# [Set exercise]
Filter this material down to the lines that hold "handle", copying each one.

[Stored data entries]
((
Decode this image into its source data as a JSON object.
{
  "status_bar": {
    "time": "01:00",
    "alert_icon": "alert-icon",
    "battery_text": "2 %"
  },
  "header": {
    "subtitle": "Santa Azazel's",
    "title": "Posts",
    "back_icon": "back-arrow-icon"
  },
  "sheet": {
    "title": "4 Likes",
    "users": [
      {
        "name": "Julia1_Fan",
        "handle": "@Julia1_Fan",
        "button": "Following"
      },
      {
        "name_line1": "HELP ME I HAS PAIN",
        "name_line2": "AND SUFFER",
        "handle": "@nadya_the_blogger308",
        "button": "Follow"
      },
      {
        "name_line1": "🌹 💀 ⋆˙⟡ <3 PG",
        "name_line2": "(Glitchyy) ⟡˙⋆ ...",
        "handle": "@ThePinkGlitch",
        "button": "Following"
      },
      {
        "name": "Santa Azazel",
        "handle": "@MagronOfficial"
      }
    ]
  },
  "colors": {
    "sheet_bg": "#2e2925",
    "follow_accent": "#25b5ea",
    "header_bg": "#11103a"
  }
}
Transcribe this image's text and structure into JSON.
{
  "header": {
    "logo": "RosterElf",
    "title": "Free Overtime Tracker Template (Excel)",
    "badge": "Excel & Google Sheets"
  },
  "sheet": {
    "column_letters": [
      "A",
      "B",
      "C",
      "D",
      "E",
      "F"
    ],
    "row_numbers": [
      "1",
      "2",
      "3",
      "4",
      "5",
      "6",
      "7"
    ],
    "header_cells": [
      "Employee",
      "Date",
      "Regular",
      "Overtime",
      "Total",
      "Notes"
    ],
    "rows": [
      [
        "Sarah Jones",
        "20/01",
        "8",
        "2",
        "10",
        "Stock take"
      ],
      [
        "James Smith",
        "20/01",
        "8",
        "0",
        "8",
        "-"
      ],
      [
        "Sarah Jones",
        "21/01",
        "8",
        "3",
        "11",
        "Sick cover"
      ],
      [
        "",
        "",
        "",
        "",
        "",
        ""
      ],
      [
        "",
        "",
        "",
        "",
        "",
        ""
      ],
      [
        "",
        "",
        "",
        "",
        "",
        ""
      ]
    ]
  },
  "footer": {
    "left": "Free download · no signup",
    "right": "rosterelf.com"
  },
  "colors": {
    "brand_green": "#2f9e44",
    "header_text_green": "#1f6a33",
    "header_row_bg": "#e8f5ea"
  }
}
))
# [Solution for this problem]
        "handle": "@Julia1_Fan",
        "handle": "@nadya_the_blogger308",
        "handle": "@ThePinkGlitch",
        "handle": "@MagronOfficial"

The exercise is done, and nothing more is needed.